__SET PROBLEM__
Return every line below in which "type" appears.

[Some records]

........

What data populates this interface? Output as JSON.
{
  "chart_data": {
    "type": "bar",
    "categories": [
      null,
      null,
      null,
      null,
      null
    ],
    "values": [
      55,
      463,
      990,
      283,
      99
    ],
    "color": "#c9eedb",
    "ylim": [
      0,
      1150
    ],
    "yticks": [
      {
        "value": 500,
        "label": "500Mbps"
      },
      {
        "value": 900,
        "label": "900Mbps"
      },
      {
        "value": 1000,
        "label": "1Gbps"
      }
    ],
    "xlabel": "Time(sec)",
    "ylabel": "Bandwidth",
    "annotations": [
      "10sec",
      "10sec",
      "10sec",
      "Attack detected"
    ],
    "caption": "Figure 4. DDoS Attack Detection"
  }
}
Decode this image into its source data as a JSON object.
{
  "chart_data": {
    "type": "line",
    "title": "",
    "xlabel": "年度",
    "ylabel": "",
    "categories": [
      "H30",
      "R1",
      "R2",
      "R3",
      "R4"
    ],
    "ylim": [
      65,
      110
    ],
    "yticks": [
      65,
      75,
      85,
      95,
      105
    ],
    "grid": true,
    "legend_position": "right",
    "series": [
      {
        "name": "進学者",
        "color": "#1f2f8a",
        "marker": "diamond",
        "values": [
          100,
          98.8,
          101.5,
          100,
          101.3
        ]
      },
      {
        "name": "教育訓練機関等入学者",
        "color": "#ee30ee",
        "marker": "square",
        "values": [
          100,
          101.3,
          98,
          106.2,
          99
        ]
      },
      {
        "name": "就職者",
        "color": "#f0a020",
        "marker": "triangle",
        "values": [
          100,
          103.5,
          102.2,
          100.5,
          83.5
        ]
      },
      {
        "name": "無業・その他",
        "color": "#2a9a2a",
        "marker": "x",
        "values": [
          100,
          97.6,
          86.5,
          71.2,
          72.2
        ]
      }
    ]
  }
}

........

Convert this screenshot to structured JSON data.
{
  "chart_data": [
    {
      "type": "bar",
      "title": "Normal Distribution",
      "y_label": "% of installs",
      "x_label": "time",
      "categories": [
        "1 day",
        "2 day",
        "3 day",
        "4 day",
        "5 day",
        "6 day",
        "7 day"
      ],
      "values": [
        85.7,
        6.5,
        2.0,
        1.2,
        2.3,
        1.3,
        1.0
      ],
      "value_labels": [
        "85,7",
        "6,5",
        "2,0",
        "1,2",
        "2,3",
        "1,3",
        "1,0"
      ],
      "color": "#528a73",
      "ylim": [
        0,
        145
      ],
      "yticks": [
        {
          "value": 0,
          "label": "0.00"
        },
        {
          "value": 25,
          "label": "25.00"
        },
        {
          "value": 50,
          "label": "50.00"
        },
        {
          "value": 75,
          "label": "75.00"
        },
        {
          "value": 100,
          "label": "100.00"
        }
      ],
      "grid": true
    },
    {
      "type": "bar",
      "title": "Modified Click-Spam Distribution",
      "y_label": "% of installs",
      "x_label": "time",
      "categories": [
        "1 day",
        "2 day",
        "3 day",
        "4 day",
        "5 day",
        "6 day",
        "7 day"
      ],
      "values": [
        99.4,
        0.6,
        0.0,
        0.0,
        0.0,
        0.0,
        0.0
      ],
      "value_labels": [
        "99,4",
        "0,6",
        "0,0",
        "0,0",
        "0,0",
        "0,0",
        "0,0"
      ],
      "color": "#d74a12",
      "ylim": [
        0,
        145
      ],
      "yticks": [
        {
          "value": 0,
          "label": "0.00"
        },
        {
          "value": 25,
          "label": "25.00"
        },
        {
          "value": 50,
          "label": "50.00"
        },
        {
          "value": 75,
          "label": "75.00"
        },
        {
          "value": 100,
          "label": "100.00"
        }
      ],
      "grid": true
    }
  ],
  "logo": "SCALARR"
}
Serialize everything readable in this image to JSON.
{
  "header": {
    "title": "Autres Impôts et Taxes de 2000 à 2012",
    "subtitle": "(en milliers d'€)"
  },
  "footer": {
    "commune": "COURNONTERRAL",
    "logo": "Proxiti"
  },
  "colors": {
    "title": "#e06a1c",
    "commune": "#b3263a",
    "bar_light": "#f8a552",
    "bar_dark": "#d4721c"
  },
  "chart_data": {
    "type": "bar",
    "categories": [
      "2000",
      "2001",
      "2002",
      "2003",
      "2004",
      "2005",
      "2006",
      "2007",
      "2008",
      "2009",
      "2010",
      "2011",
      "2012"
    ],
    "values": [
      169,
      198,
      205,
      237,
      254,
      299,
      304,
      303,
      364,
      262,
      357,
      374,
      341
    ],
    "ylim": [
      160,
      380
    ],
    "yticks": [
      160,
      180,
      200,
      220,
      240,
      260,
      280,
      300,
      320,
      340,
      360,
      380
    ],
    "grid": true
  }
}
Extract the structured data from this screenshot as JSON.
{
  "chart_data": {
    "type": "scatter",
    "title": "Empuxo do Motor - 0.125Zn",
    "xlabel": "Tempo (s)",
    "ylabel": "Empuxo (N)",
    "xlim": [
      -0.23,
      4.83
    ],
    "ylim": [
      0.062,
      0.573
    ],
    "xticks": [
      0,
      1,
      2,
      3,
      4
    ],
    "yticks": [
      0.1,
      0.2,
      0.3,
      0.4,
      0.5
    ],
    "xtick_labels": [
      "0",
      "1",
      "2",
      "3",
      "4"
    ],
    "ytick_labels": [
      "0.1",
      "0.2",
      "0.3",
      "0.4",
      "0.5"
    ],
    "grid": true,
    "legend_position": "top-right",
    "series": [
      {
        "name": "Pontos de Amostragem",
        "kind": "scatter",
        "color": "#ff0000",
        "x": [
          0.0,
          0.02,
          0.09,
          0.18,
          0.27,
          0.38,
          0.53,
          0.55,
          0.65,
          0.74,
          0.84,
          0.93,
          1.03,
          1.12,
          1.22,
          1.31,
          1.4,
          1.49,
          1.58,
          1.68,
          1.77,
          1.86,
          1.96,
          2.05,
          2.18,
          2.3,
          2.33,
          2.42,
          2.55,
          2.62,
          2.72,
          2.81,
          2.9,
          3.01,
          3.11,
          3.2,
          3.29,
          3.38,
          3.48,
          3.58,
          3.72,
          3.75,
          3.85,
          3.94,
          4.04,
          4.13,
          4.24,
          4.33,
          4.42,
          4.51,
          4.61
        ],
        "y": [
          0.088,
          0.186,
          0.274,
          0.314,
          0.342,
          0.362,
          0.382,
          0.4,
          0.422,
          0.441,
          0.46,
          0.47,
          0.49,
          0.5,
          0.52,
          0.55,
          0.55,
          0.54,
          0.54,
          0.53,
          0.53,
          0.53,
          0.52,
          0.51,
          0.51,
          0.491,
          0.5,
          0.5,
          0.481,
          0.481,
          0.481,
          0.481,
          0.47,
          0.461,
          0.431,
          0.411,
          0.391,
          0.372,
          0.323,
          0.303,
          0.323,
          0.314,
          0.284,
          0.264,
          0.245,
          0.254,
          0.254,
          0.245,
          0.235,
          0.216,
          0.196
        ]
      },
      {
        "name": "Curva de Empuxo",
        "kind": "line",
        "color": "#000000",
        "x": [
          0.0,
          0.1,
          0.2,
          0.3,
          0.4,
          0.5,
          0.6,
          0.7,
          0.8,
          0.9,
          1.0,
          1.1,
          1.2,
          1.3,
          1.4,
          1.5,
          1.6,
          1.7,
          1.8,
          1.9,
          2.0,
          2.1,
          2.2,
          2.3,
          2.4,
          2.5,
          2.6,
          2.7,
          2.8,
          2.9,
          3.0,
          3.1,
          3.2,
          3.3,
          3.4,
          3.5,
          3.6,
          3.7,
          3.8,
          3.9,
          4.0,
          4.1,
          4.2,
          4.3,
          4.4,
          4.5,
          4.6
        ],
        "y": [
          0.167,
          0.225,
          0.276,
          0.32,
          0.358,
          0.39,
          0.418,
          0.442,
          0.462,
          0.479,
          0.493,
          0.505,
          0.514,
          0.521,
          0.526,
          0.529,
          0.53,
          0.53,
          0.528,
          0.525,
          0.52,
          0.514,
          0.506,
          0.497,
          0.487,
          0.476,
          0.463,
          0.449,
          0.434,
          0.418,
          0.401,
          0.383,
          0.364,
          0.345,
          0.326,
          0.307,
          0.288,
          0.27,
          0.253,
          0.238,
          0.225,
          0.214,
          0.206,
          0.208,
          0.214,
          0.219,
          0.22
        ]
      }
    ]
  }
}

........

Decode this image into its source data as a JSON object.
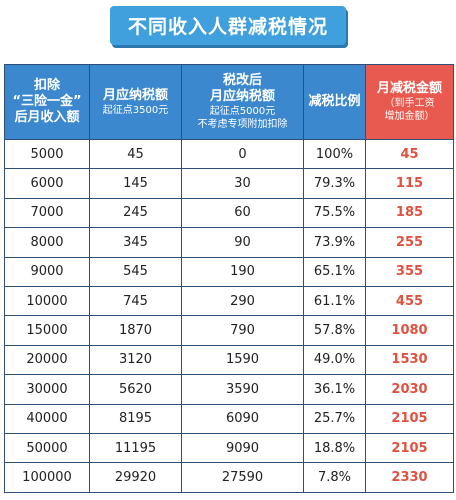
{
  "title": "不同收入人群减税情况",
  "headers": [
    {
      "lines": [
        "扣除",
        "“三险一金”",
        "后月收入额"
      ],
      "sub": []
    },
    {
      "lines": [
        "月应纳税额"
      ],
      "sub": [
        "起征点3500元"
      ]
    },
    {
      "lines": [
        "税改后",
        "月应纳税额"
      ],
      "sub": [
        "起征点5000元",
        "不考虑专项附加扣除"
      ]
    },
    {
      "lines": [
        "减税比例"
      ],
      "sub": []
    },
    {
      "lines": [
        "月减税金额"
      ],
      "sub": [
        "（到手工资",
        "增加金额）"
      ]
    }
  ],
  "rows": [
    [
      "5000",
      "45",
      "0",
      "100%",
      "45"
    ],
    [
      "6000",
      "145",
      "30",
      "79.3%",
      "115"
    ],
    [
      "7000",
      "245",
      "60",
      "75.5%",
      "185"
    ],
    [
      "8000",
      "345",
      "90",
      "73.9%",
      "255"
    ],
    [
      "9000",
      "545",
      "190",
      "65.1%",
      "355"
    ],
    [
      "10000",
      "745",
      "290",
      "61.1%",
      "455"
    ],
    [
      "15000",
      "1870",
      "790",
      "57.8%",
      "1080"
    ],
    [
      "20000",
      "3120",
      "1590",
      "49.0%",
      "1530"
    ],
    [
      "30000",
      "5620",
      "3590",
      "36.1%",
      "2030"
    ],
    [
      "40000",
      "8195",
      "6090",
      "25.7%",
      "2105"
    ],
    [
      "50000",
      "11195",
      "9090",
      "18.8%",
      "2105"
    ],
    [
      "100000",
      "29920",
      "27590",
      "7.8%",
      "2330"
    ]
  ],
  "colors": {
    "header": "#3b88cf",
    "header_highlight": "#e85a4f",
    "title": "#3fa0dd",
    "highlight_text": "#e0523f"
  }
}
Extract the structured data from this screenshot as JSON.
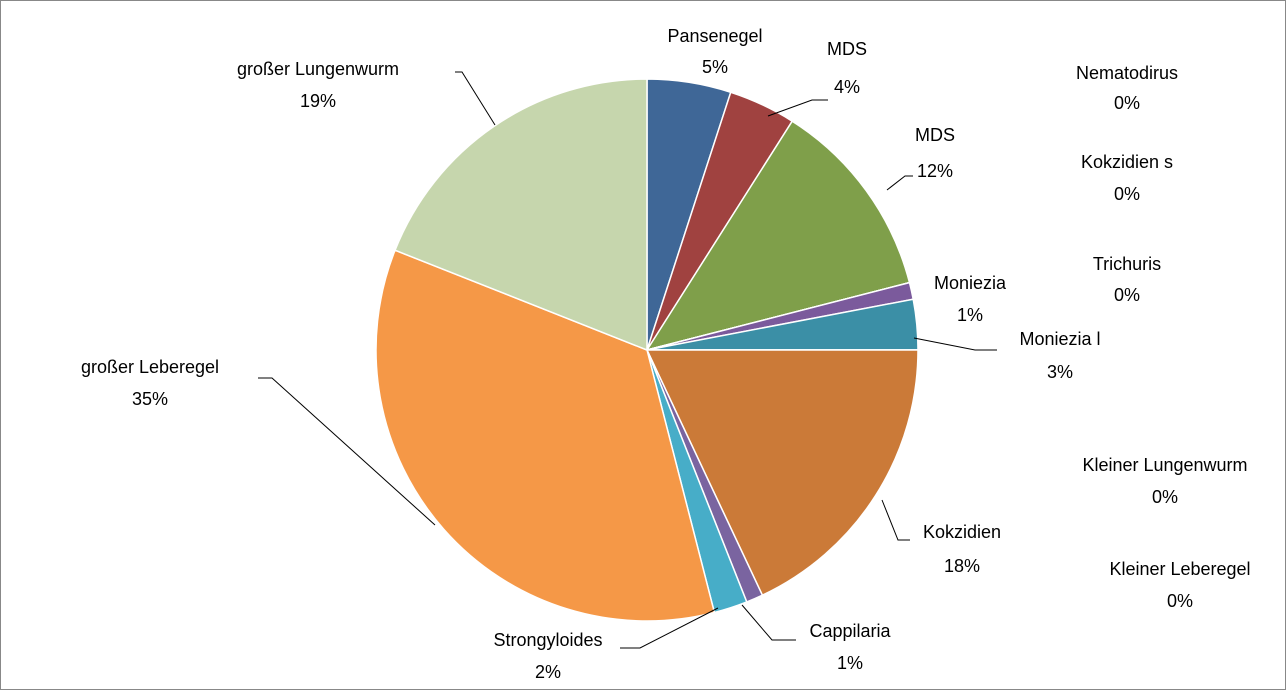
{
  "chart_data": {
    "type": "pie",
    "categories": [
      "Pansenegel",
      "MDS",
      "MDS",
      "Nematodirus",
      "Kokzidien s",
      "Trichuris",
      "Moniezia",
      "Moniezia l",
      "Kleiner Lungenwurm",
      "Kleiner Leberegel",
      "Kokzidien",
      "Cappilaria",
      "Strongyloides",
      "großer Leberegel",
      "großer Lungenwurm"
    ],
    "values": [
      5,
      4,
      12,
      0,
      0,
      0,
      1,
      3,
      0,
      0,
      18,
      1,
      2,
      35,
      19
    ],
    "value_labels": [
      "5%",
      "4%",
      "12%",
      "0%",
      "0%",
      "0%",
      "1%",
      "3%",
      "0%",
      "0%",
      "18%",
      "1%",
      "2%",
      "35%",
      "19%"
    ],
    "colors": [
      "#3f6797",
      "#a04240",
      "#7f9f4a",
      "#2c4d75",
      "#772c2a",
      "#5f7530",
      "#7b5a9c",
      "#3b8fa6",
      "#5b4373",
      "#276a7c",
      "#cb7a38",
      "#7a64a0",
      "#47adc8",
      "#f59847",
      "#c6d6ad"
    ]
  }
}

........

__COMPLETED TASK__
    "type": "bar",
    "type": "line",
      "type": "bar",
      "type": "bar",
    "type": "bar",
    "type": "scatter",
    "type": "pie",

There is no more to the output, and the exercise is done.